• **WORK TO COMPLETE**: Only the pictures are to be left out; set down the rest of the records exactly.

[Stored entries]
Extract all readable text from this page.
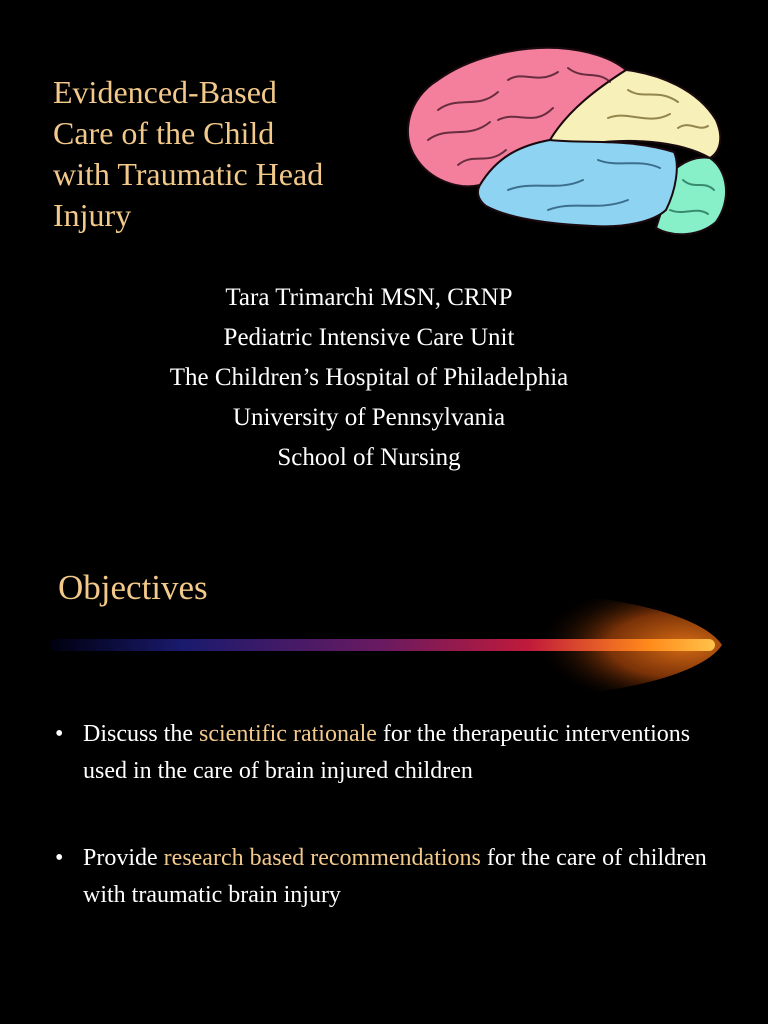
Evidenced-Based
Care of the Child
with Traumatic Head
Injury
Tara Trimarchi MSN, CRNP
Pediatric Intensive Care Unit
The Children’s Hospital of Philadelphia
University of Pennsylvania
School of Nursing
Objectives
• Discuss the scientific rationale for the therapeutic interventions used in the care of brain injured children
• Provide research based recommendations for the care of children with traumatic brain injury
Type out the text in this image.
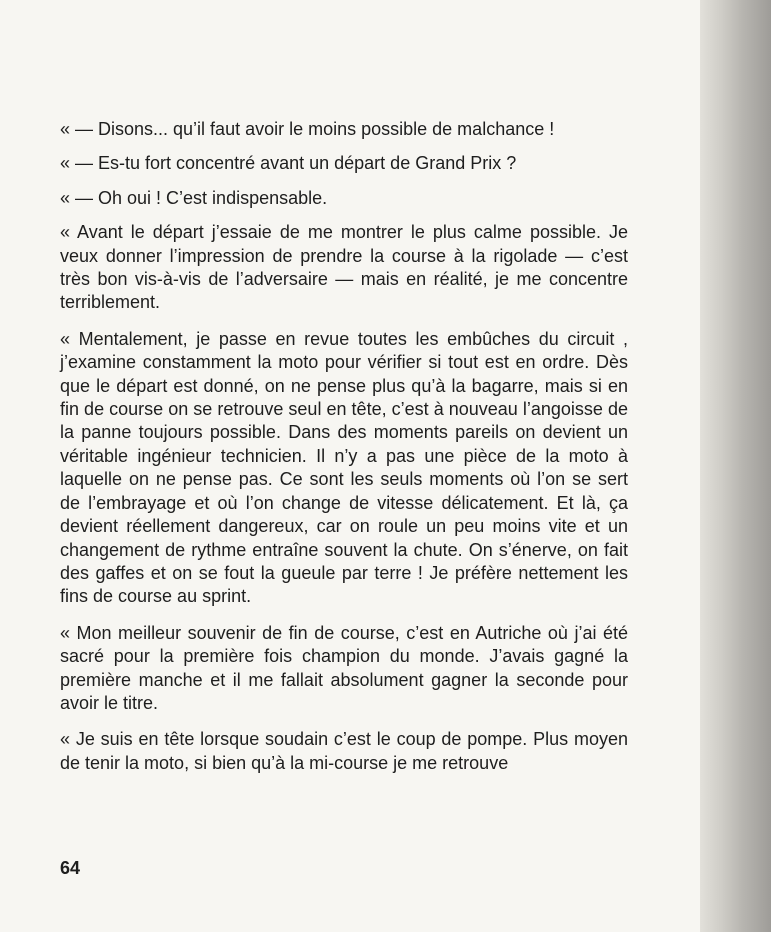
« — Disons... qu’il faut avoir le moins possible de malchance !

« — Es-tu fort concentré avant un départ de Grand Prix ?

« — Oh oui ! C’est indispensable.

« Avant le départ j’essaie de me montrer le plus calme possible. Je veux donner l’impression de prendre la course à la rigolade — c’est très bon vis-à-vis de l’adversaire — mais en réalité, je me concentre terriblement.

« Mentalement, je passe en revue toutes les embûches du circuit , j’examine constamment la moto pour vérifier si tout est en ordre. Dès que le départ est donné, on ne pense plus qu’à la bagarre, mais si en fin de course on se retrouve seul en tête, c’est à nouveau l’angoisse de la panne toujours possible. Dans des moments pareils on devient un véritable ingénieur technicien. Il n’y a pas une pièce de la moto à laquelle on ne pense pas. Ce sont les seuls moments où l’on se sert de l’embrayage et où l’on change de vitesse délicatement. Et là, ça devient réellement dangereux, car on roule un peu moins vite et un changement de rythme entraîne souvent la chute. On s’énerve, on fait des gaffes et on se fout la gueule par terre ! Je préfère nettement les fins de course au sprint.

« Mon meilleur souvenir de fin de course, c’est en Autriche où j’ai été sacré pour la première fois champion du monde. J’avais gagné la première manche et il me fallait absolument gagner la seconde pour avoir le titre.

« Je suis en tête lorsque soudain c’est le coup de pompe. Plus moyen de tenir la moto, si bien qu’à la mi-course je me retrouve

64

• **WRITTEN RESPONSE**:
Extract all readable text from this page.
Evidenced-Based
Care of the Child
with Traumatic Head
Injury
Tara Trimarchi MSN, CRNP
Pediatric Intensive Care Unit
The Children’s Hospital of Philadelphia
University of Pennsylvania
School of Nursing
Objectives
• Discuss the scientific rationale for the therapeutic interventions used in the care of brain injured children
• Provide research based recommendations for the care of children with traumatic brain injury
Type out the text in this image.
« — Disons... qu’il faut avoir le moins possible de malchance !

« — Es-tu fort concentré avant un départ de Grand Prix ?

« — Oh oui ! C’est indispensable.

« Avant le départ j’essaie de me montrer le plus calme possible. Je veux donner l’impression de prendre la course à la rigolade — c’est très bon vis-à-vis de l’adversaire — mais en réalité, je me concentre terriblement.

« Mentalement, je passe en revue toutes les embûches du circuit , j’examine constamment la moto pour vérifier si tout est en ordre. Dès que le départ est donné, on ne pense plus qu’à la bagarre, mais si en fin de course on se retrouve seul en tête, c’est à nouveau l’angoisse de la panne toujours possible. Dans des moments pareils on devient un véritable ingénieur technicien. Il n’y a pas une pièce de la moto à laquelle on ne pense pas. Ce sont les seuls moments où l’on se sert de l’embrayage et où l’on change de vitesse délicatement. Et là, ça devient réellement dangereux, car on roule un peu moins vite et un changement de rythme entraîne souvent la chute. On s’énerve, on fait des gaffes et on se fout la gueule par terre ! Je préfère nettement les fins de course au sprint.

« Mon meilleur souvenir de fin de course, c’est en Autriche où j’ai été sacré pour la première fois champion du monde. J’avais gagné la première manche et il me fallait absolument gagner la seconde pour avoir le titre.

« Je suis en tête lorsque soudain c’est le coup de pompe. Plus moyen de tenir la moto, si bien qu’à la mi-course je me retrouve

64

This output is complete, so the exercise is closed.